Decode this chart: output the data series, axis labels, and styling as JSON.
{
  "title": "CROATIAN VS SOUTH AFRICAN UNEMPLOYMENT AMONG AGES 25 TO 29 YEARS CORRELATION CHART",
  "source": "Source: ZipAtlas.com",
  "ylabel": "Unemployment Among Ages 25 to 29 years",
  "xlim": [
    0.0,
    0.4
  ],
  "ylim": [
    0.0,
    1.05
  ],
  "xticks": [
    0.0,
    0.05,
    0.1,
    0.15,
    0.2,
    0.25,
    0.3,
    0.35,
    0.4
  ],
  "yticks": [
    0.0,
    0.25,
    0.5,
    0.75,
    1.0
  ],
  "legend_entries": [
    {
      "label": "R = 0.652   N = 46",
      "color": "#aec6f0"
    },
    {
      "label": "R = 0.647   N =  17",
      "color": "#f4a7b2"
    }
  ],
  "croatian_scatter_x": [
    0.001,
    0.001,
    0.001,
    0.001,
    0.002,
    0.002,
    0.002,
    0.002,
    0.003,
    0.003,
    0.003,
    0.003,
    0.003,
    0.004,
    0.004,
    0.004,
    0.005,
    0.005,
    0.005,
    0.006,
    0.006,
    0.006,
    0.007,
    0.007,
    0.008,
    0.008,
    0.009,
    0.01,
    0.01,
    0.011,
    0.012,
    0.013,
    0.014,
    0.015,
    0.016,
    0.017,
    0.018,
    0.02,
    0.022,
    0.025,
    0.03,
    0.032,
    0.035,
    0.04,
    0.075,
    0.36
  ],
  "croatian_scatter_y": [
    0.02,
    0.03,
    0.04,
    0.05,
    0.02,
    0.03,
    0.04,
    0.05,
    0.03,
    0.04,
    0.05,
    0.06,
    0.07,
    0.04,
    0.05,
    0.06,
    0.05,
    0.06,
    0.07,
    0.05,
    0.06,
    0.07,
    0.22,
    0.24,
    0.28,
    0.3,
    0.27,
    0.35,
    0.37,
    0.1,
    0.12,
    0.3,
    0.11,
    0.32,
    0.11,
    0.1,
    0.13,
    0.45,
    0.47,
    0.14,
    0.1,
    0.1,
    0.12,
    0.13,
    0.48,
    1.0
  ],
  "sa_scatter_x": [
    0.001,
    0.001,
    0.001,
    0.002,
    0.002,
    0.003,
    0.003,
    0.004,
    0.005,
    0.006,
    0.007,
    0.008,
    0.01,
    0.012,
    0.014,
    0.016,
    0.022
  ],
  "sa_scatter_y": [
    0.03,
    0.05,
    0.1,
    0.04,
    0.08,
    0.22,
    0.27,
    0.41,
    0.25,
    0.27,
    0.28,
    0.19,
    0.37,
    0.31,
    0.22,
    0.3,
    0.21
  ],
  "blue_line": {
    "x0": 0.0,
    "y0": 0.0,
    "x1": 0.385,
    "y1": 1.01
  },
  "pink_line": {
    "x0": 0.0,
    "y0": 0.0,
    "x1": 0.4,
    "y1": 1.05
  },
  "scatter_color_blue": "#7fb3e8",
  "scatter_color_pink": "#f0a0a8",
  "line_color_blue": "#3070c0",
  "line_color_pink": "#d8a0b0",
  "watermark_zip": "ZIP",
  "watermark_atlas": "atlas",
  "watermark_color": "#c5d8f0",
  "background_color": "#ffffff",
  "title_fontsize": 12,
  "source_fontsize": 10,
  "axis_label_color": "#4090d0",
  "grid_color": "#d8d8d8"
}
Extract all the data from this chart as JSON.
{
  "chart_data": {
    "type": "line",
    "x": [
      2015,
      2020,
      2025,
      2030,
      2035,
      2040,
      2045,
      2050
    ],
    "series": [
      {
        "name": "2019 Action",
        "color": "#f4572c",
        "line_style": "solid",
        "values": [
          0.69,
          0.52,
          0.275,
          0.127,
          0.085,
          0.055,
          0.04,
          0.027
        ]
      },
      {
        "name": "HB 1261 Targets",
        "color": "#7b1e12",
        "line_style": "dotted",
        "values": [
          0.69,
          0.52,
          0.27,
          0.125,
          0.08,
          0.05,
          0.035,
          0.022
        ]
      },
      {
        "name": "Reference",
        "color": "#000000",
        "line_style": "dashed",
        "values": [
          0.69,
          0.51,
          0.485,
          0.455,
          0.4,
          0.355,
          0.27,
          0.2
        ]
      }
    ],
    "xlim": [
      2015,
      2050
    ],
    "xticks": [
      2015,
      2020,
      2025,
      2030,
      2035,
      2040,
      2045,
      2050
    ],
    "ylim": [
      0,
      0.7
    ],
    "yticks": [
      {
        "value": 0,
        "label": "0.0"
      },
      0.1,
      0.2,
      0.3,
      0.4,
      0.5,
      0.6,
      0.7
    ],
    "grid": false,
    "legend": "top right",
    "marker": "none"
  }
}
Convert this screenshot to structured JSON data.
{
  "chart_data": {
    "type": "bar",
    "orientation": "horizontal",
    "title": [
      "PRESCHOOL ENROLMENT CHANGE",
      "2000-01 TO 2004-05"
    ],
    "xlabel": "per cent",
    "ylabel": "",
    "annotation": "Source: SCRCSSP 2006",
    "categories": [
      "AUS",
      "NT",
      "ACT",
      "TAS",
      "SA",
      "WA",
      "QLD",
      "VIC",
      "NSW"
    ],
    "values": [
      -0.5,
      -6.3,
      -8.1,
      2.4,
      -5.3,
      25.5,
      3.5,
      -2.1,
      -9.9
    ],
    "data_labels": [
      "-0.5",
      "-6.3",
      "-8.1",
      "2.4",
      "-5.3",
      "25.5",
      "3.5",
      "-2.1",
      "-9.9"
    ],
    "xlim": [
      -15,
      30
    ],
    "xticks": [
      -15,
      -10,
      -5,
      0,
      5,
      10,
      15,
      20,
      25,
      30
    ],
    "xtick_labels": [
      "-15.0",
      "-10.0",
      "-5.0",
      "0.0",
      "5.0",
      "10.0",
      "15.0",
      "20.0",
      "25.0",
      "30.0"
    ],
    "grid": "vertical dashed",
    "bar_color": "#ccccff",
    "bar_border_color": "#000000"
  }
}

******

What you have to do
Reproduce each record shown above without altering a single word.

Reply to the task
Decode this chart: output the data series, axis labels, and styling as JSON.
{
  "title": "CROATIAN VS SOUTH AFRICAN UNEMPLOYMENT AMONG AGES 25 TO 29 YEARS CORRELATION CHART",
  "source": "Source: ZipAtlas.com",
  "ylabel": "Unemployment Among Ages 25 to 29 years",
  "xlim": [
    0.0,
    0.4
  ],
  "ylim": [
    0.0,
    1.05
  ],
  "xticks": [
    0.0,
    0.05,
    0.1,
    0.15,
    0.2,
    0.25,
    0.3,
    0.35,
    0.4
  ],
  "yticks": [
    0.0,
    0.25,
    0.5,
    0.75,
    1.0
  ],
  "legend_entries": [
    {
      "label": "R = 0.652   N = 46",
      "color": "#aec6f0"
    },
    {
      "label": "R = 0.647   N =  17",
      "color": "#f4a7b2"
    }
  ],
  "croatian_scatter_x": [
    0.001,
    0.001,
    0.001,
    0.001,
    0.002,
    0.002,
    0.002,
    0.002,
    0.003,
    0.003,
    0.003,
    0.003,
    0.003,
    0.004,
    0.004,
    0.004,
    0.005,
    0.005,
    0.005,
    0.006,
    0.006,
    0.006,
    0.007,
    0.007,
    0.008,
    0.008,
    0.009,
    0.01,
    0.01,
    0.011,
    0.012,
    0.013,
    0.014,
    0.015,
    0.016,
    0.017,
    0.018,
    0.02,
    0.022,
    0.025,
    0.03,
    0.032,
    0.035,
    0.04,
    0.075,
    0.36
  ],
  "croatian_scatter_y": [
    0.02,
    0.03,
    0.04,
    0.05,
    0.02,
    0.03,
    0.04,
    0.05,
    0.03,
    0.04,
    0.05,
    0.06,
    0.07,
    0.04,
    0.05,
    0.06,
    0.05,
    0.06,
    0.07,
    0.05,
    0.06,
    0.07,
    0.22,
    0.24,
    0.28,
    0.3,
    0.27,
    0.35,
    0.37,
    0.1,
    0.12,
    0.3,
    0.11,
    0.32,
    0.11,
    0.1,
    0.13,
    0.45,
    0.47,
    0.14,
    0.1,
    0.1,
    0.12,
    0.13,
    0.48,
    1.0
  ],
  "sa_scatter_x": [
    0.001,
    0.001,
    0.001,
    0.002,
    0.002,
    0.003,
    0.003,
    0.004,
    0.005,
    0.006,
    0.007,
    0.008,
    0.01,
    0.012,
    0.014,
    0.016,
    0.022
  ],
  "sa_scatter_y": [
    0.03,
    0.05,
    0.1,
    0.04,
    0.08,
    0.22,
    0.27,
    0.41,
    0.25,
    0.27,
    0.28,
    0.19,
    0.37,
    0.31,
    0.22,
    0.3,
    0.21
  ],
  "blue_line": {
    "x0": 0.0,
    "y0": 0.0,
    "x1": 0.385,
    "y1": 1.01
  },
  "pink_line": {
    "x0": 0.0,
    "y0": 0.0,
    "x1": 0.4,
    "y1": 1.05
  },
  "scatter_color_blue": "#7fb3e8",
  "scatter_color_pink": "#f0a0a8",
  "line_color_blue": "#3070c0",
  "line_color_pink": "#d8a0b0",
  "watermark_zip": "ZIP",
  "watermark_atlas": "atlas",
  "watermark_color": "#c5d8f0",
  "background_color": "#ffffff",
  "title_fontsize": 12,
  "source_fontsize": 10,
  "axis_label_color": "#4090d0",
  "grid_color": "#d8d8d8"
}
Extract all the data from this chart as JSON.
{
  "chart_data": {
    "type": "line",
    "x": [
      2015,
      2020,
      2025,
      2030,
      2035,
      2040,
      2045,
      2050
    ],
    "series": [
      {
        "name": "2019 Action",
        "color": "#f4572c",
        "line_style": "solid",
        "values": [
          0.69,
          0.52,
          0.275,
          0.127,
          0.085,
          0.055,
          0.04,
          0.027
        ]
      },
      {
        "name": "HB 1261 Targets",
        "color": "#7b1e12",
        "line_style": "dotted",
        "values": [
          0.69,
          0.52,
          0.27,
          0.125,
          0.08,
          0.05,
          0.035,
          0.022
        ]
      },
      {
        "name": "Reference",
        "color": "#000000",
        "line_style": "dashed",
        "values": [
          0.69,
          0.51,
          0.485,
          0.455,
          0.4,
          0.355,
          0.27,
          0.2
        ]
      }
    ],
    "xlim": [
      2015,
      2050
    ],
    "xticks": [
      2015,
      2020,
      2025,
      2030,
      2035,
      2040,
      2045,
      2050
    ],
    "ylim": [
      0,
      0.7
    ],
    "yticks": [
      {
        "value": 0,
        "label": "0.0"
      },
      0.1,
      0.2,
      0.3,
      0.4,
      0.5,
      0.6,
      0.7
    ],
    "grid": false,
    "legend": "top right",
    "marker": "none"
  }
}
Convert this screenshot to structured JSON data.
{
  "chart_data": {
    "type": "bar",
    "orientation": "horizontal",
    "title": [
      "PRESCHOOL ENROLMENT CHANGE",
      "2000-01 TO 2004-05"
    ],
    "xlabel": "per cent",
    "ylabel": "",
    "annotation": "Source: SCRCSSP 2006",
    "categories": [
      "AUS",
      "NT",
      "ACT",
      "TAS",
      "SA",
      "WA",
      "QLD",
      "VIC",
      "NSW"
    ],
    "values": [
      -0.5,
      -6.3,
      -8.1,
      2.4,
      -5.3,
      25.5,
      3.5,
      -2.1,
      -9.9
    ],
    "data_labels": [
      "-0.5",
      "-6.3",
      "-8.1",
      "2.4",
      "-5.3",
      "25.5",
      "3.5",
      "-2.1",
      "-9.9"
    ],
    "xlim": [
      -15,
      30
    ],
    "xticks": [
      -15,
      -10,
      -5,
      0,
      5,
      10,
      15,
      20,
      25,
      30
    ],
    "xtick_labels": [
      "-15.0",
      "-10.0",
      "-5.0",
      "0.0",
      "5.0",
      "10.0",
      "15.0",
      "20.0",
      "25.0",
      "30.0"
    ],
    "grid": "vertical dashed",
    "bar_color": "#ccccff",
    "bar_border_color": "#000000"
  }
}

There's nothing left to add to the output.